*Task instructions*.
Copy out the listing in full, exactly as written, but not its pictures.

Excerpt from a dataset
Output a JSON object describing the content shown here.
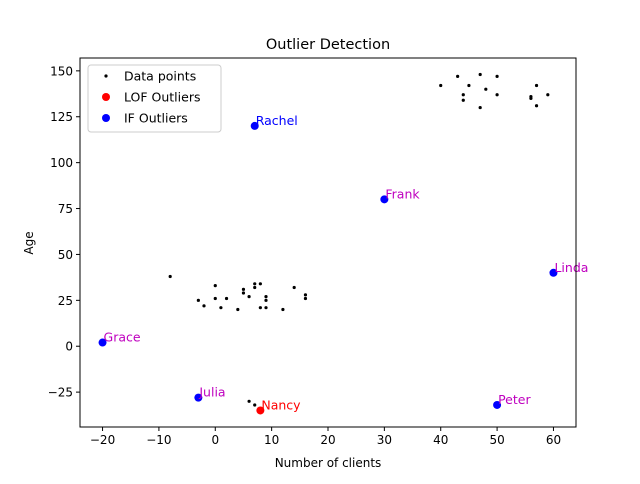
{
  "chart_data": {
    "type": "scatter",
    "title": "Outlier Detection",
    "xlabel": "Number of clients",
    "ylabel": "Age",
    "xlim": [
      -24,
      64
    ],
    "ylim": [
      -44,
      157
    ],
    "xticks": [
      -20,
      -10,
      0,
      10,
      20,
      30,
      40,
      50,
      60
    ],
    "yticks": [
      -25,
      0,
      25,
      50,
      75,
      100,
      125,
      150
    ],
    "grid": false,
    "legend": {
      "placement": "top-left",
      "entries": [
        {
          "label": "Data points",
          "color": "#000000",
          "marker": "small-dot"
        },
        {
          "label": "LOF Outliers",
          "color": "#ff0000",
          "marker": "dot"
        },
        {
          "label": "IF Outliers",
          "color": "#0000ff",
          "marker": "dot"
        }
      ]
    },
    "series": [
      {
        "name": "Data points",
        "color": "#000000",
        "points": [
          [
            40,
            142
          ],
          [
            43,
            147
          ],
          [
            44,
            137
          ],
          [
            44,
            134
          ],
          [
            45,
            142
          ],
          [
            47,
            148
          ],
          [
            47,
            130
          ],
          [
            48,
            140
          ],
          [
            50,
            147
          ],
          [
            50,
            137
          ],
          [
            56,
            136
          ],
          [
            56,
            135
          ],
          [
            57,
            142
          ],
          [
            57,
            131
          ],
          [
            59,
            137
          ],
          [
            -8,
            38
          ],
          [
            -3,
            25
          ],
          [
            -2,
            22
          ],
          [
            0,
            33
          ],
          [
            0,
            26
          ],
          [
            1,
            21
          ],
          [
            2,
            26
          ],
          [
            4,
            20
          ],
          [
            5,
            31
          ],
          [
            5,
            29
          ],
          [
            6,
            27
          ],
          [
            7,
            34
          ],
          [
            7,
            32
          ],
          [
            8,
            34
          ],
          [
            8,
            21
          ],
          [
            9,
            27
          ],
          [
            9,
            25
          ],
          [
            9,
            21
          ],
          [
            12,
            20
          ],
          [
            14,
            32
          ],
          [
            16,
            28
          ],
          [
            16,
            26
          ],
          [
            6,
            -30
          ],
          [
            7,
            -32
          ]
        ]
      },
      {
        "name": "IF Outliers",
        "color": "#0000ff",
        "points": [
          [
            7,
            120
          ],
          [
            30,
            80
          ],
          [
            60,
            40
          ],
          [
            -20,
            2
          ],
          [
            -3,
            -28
          ],
          [
            50,
            -32
          ]
        ]
      },
      {
        "name": "LOF Outliers",
        "color": "#ff0000",
        "points": [
          [
            8,
            -35
          ]
        ]
      }
    ],
    "annotations": [
      {
        "text": "Rachel",
        "x": 7,
        "y": 120,
        "color": "#0000ff"
      },
      {
        "text": "Frank",
        "x": 30,
        "y": 80,
        "color": "#bf00bf"
      },
      {
        "text": "Linda",
        "x": 60,
        "y": 40,
        "color": "#bf00bf"
      },
      {
        "text": "Grace",
        "x": -20,
        "y": 2,
        "color": "#bf00bf"
      },
      {
        "text": "Julia",
        "x": -3,
        "y": -28,
        "color": "#bf00bf"
      },
      {
        "text": "Peter",
        "x": 50,
        "y": -32,
        "color": "#bf00bf"
      },
      {
        "text": "Nancy",
        "x": 8,
        "y": -35,
        "color": "#ff0000"
      }
    ]
  }
}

*Response*.
Output a JSON object describing the content shown here.
{
  "chart_data": {
    "type": "scatter",
    "title": "Outlier Detection",
    "xlabel": "Number of clients",
    "ylabel": "Age",
    "xlim": [
      -24,
      64
    ],
    "ylim": [
      -44,
      157
    ],
    "xticks": [
      -20,
      -10,
      0,
      10,
      20,
      30,
      40,
      50,
      60
    ],
    "yticks": [
      -25,
      0,
      25,
      50,
      75,
      100,
      125,
      150
    ],
    "grid": false,
    "legend": {
      "placement": "top-left",
      "entries": [
        {
          "label": "Data points",
          "color": "#000000",
          "marker": "small-dot"
        },
        {
          "label": "LOF Outliers",
          "color": "#ff0000",
          "marker": "dot"
        },
        {
          "label": "IF Outliers",
          "color": "#0000ff",
          "marker": "dot"
        }
      ]
    },
    "series": [
      {
        "name": "Data points",
        "color": "#000000",
        "points": [
          [
            40,
            142
          ],
          [
            43,
            147
          ],
          [
            44,
            137
          ],
          [
            44,
            134
          ],
          [
            45,
            142
          ],
          [
            47,
            148
          ],
          [
            47,
            130
          ],
          [
            48,
            140
          ],
          [
            50,
            147
          ],
          [
            50,
            137
          ],
          [
            56,
            136
          ],
          [
            56,
            135
          ],
          [
            57,
            142
          ],
          [
            57,
            131
          ],
          [
            59,
            137
          ],
          [
            -8,
            38
          ],
          [
            -3,
            25
          ],
          [
            -2,
            22
          ],
          [
            0,
            33
          ],
          [
            0,
            26
          ],
          [
            1,
            21
          ],
          [
            2,
            26
          ],
          [
            4,
            20
          ],
          [
            5,
            31
          ],
          [
            5,
            29
          ],
          [
            6,
            27
          ],
          [
            7,
            34
          ],
          [
            7,
            32
          ],
          [
            8,
            34
          ],
          [
            8,
            21
          ],
          [
            9,
            27
          ],
          [
            9,
            25
          ],
          [
            9,
            21
          ],
          [
            12,
            20
          ],
          [
            14,
            32
          ],
          [
            16,
            28
          ],
          [
            16,
            26
          ],
          [
            6,
            -30
          ],
          [
            7,
            -32
          ]
        ]
      },
      {
        "name": "IF Outliers",
        "color": "#0000ff",
        "points": [
          [
            7,
            120
          ],
          [
            30,
            80
          ],
          [
            60,
            40
          ],
          [
            -20,
            2
          ],
          [
            -3,
            -28
          ],
          [
            50,
            -32
          ]
        ]
      },
      {
        "name": "LOF Outliers",
        "color": "#ff0000",
        "points": [
          [
            8,
            -35
          ]
        ]
      }
    ],
    "annotations": [
      {
        "text": "Rachel",
        "x": 7,
        "y": 120,
        "color": "#0000ff"
      },
      {
        "text": "Frank",
        "x": 30,
        "y": 80,
        "color": "#bf00bf"
      },
      {
        "text": "Linda",
        "x": 60,
        "y": 40,
        "color": "#bf00bf"
      },
      {
        "text": "Grace",
        "x": -20,
        "y": 2,
        "color": "#bf00bf"
      },
      {
        "text": "Julia",
        "x": -3,
        "y": -28,
        "color": "#bf00bf"
      },
      {
        "text": "Peter",
        "x": 50,
        "y": -32,
        "color": "#bf00bf"
      },
      {
        "text": "Nancy",
        "x": 8,
        "y": -35,
        "color": "#ff0000"
      }
    ]
  }
}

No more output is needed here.